Extracted records:
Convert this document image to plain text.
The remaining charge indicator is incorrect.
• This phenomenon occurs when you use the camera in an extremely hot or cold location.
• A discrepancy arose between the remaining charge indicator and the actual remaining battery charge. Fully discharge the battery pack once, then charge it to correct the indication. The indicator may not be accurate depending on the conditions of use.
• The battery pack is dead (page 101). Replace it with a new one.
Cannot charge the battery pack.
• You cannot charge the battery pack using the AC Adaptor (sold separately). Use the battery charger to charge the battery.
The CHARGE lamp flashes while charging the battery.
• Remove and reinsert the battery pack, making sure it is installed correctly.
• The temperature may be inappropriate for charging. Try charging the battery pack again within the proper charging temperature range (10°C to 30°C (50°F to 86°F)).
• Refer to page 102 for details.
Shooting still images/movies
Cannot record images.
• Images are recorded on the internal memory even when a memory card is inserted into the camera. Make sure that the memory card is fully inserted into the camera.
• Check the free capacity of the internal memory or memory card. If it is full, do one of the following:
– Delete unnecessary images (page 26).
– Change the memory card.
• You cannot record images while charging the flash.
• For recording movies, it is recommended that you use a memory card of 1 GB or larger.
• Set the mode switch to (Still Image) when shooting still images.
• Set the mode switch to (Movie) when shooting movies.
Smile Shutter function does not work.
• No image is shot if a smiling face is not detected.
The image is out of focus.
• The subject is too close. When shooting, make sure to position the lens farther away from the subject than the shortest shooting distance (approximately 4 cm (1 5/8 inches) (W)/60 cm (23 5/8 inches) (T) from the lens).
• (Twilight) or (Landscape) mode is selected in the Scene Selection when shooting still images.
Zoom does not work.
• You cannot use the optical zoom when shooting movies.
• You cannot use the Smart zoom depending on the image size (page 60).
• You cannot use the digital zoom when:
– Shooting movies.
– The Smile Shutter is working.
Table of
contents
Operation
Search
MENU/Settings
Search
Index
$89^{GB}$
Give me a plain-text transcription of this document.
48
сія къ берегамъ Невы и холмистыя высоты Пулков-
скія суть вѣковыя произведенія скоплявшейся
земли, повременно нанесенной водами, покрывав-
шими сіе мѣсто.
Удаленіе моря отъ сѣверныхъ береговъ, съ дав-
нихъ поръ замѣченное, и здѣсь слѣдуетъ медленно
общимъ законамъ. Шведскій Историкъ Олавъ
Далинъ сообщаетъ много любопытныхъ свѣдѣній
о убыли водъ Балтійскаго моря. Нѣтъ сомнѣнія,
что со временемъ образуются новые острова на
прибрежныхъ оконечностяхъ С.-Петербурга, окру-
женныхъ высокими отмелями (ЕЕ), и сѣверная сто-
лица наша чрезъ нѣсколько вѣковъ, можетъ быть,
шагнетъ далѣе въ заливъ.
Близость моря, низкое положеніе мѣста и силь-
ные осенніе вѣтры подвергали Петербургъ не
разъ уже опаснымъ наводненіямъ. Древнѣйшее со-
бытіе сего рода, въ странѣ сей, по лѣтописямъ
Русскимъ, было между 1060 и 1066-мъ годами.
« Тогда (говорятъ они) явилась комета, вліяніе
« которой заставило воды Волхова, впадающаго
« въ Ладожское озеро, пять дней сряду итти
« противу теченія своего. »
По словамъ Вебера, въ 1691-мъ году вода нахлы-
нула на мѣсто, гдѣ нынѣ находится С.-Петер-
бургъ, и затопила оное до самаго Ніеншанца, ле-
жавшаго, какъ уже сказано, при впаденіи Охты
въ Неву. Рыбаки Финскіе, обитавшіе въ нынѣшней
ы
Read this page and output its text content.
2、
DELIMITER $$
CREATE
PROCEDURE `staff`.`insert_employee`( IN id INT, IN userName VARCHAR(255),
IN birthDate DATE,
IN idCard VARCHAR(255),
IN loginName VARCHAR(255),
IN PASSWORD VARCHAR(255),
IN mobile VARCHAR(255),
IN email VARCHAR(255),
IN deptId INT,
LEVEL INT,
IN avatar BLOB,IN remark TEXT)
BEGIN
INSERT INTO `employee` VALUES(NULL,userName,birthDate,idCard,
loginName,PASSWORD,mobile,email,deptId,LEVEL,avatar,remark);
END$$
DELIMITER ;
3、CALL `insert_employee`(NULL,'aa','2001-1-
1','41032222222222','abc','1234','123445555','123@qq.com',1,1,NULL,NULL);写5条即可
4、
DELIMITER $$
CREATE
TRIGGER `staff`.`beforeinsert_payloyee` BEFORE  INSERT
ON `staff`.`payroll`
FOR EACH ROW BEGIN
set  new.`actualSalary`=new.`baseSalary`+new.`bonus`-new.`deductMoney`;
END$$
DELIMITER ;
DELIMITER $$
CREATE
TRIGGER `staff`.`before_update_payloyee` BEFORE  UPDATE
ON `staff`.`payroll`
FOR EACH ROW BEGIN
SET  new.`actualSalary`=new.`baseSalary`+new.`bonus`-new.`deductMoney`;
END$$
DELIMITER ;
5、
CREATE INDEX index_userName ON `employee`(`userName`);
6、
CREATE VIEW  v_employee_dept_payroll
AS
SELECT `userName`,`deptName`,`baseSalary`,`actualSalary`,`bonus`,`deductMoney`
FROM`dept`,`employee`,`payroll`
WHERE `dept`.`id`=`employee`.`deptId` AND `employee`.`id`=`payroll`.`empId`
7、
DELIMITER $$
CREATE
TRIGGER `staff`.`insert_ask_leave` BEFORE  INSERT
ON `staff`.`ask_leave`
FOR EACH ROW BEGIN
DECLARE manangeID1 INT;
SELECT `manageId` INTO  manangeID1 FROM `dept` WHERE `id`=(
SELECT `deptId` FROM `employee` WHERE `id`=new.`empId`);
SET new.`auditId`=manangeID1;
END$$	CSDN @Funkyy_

Problem to work on:
Output all of the material, please, exactly as it stands.

Result below:
Convert this document image to plain text.
The remaining charge indicator is incorrect.
• This phenomenon occurs when you use the camera in an extremely hot or cold location.
• A discrepancy arose between the remaining charge indicator and the actual remaining battery charge. Fully discharge the battery pack once, then charge it to correct the indication. The indicator may not be accurate depending on the conditions of use.
• The battery pack is dead (page 101). Replace it with a new one.
Cannot charge the battery pack.
• You cannot charge the battery pack using the AC Adaptor (sold separately). Use the battery charger to charge the battery.
The CHARGE lamp flashes while charging the battery.
• Remove and reinsert the battery pack, making sure it is installed correctly.
• The temperature may be inappropriate for charging. Try charging the battery pack again within the proper charging temperature range (10°C to 30°C (50°F to 86°F)).
• Refer to page 102 for details.
Shooting still images/movies
Cannot record images.
• Images are recorded on the internal memory even when a memory card is inserted into the camera. Make sure that the memory card is fully inserted into the camera.
• Check the free capacity of the internal memory or memory card. If it is full, do one of the following:
– Delete unnecessary images (page 26).
– Change the memory card.
• You cannot record images while charging the flash.
• For recording movies, it is recommended that you use a memory card of 1 GB or larger.
• Set the mode switch to (Still Image) when shooting still images.
• Set the mode switch to (Movie) when shooting movies.
Smile Shutter function does not work.
• No image is shot if a smiling face is not detected.
The image is out of focus.
• The subject is too close. When shooting, make sure to position the lens farther away from the subject than the shortest shooting distance (approximately 4 cm (1 5/8 inches) (W)/60 cm (23 5/8 inches) (T) from the lens).
• (Twilight) or (Landscape) mode is selected in the Scene Selection when shooting still images.
Zoom does not work.
• You cannot use the optical zoom when shooting movies.
• You cannot use the Smart zoom depending on the image size (page 60).
• You cannot use the digital zoom when:
– Shooting movies.
– The Smile Shutter is working.
Table of
contents
Operation
Search
MENU/Settings
Search
Index
$89^{GB}$
Give me a plain-text transcription of this document.
48
сія къ берегамъ Невы и холмистыя высоты Пулков-
скія суть вѣковыя произведенія скоплявшейся
земли, повременно нанесенной водами, покрывав-
шими сіе мѣсто.
Удаленіе моря отъ сѣверныхъ береговъ, съ дав-
нихъ поръ замѣченное, и здѣсь слѣдуетъ медленно
общимъ законамъ. Шведскій Историкъ Олавъ
Далинъ сообщаетъ много любопытныхъ свѣдѣній
о убыли водъ Балтійскаго моря. Нѣтъ сомнѣнія,
что со временемъ образуются новые острова на
прибрежныхъ оконечностяхъ С.-Петербурга, окру-
женныхъ высокими отмелями (ЕЕ), и сѣверная сто-
лица наша чрезъ нѣсколько вѣковъ, можетъ быть,
шагнетъ далѣе въ заливъ.
Близость моря, низкое положеніе мѣста и силь-
ные осенніе вѣтры подвергали Петербургъ не
разъ уже опаснымъ наводненіямъ. Древнѣйшее со-
бытіе сего рода, въ странѣ сей, по лѣтописямъ
Русскимъ, было между 1060 и 1066-мъ годами.
« Тогда (говорятъ они) явилась комета, вліяніе
« которой заставило воды Волхова, впадающаго
« въ Ладожское озеро, пять дней сряду итти
« противу теченія своего. »
По словамъ Вебера, въ 1691-мъ году вода нахлы-
нула на мѣсто, гдѣ нынѣ находится С.-Петер-
бургъ, и затопила оное до самаго Ніеншанца, ле-
жавшаго, какъ уже сказано, при впаденіи Охты
въ Неву. Рыбаки Финскіе, обитавшіе въ нынѣшней
ы
Read this page and output its text content.
2、
DELIMITER $$
CREATE
PROCEDURE `staff`.`insert_employee`( IN id INT, IN userName VARCHAR(255),
IN birthDate DATE,
IN idCard VARCHAR(255),
IN loginName VARCHAR(255),
IN PASSWORD VARCHAR(255),
IN mobile VARCHAR(255),
IN email VARCHAR(255),
IN deptId INT,
LEVEL INT,
IN avatar BLOB,IN remark TEXT)
BEGIN
INSERT INTO `employee` VALUES(NULL,userName,birthDate,idCard,
loginName,PASSWORD,mobile,email,deptId,LEVEL,avatar,remark);
END$$
DELIMITER ;
3、CALL `insert_employee`(NULL,'aa','2001-1-
1','41032222222222','abc','1234','123445555','123@qq.com',1,1,NULL,NULL);写5条即可
4、
DELIMITER $$
CREATE
TRIGGER `staff`.`beforeinsert_payloyee` BEFORE  INSERT
ON `staff`.`payroll`
FOR EACH ROW BEGIN
set  new.`actualSalary`=new.`baseSalary`+new.`bonus`-new.`deductMoney`;
END$$
DELIMITER ;
DELIMITER $$
CREATE
TRIGGER `staff`.`before_update_payloyee` BEFORE  UPDATE
ON `staff`.`payroll`
FOR EACH ROW BEGIN
SET  new.`actualSalary`=new.`baseSalary`+new.`bonus`-new.`deductMoney`;
END$$
DELIMITER ;
5、
CREATE INDEX index_userName ON `employee`(`userName`);
6、
CREATE VIEW  v_employee_dept_payroll
AS
SELECT `userName`,`deptName`,`baseSalary`,`actualSalary`,`bonus`,`deductMoney`
FROM`dept`,`employee`,`payroll`
WHERE `dept`.`id`=`employee`.`deptId` AND `employee`.`id`=`payroll`.`empId`
7、
DELIMITER $$
CREATE
TRIGGER `staff`.`insert_ask_leave` BEFORE  INSERT
ON `staff`.`ask_leave`
FOR EACH ROW BEGIN
DECLARE manangeID1 INT;
SELECT `manageId` INTO  manangeID1 FROM `dept` WHERE `id`=(
SELECT `deptId` FROM `employee` WHERE `id`=new.`empId`);
SET new.`auditId`=manangeID1;
END$$	CSDN @Funkyy_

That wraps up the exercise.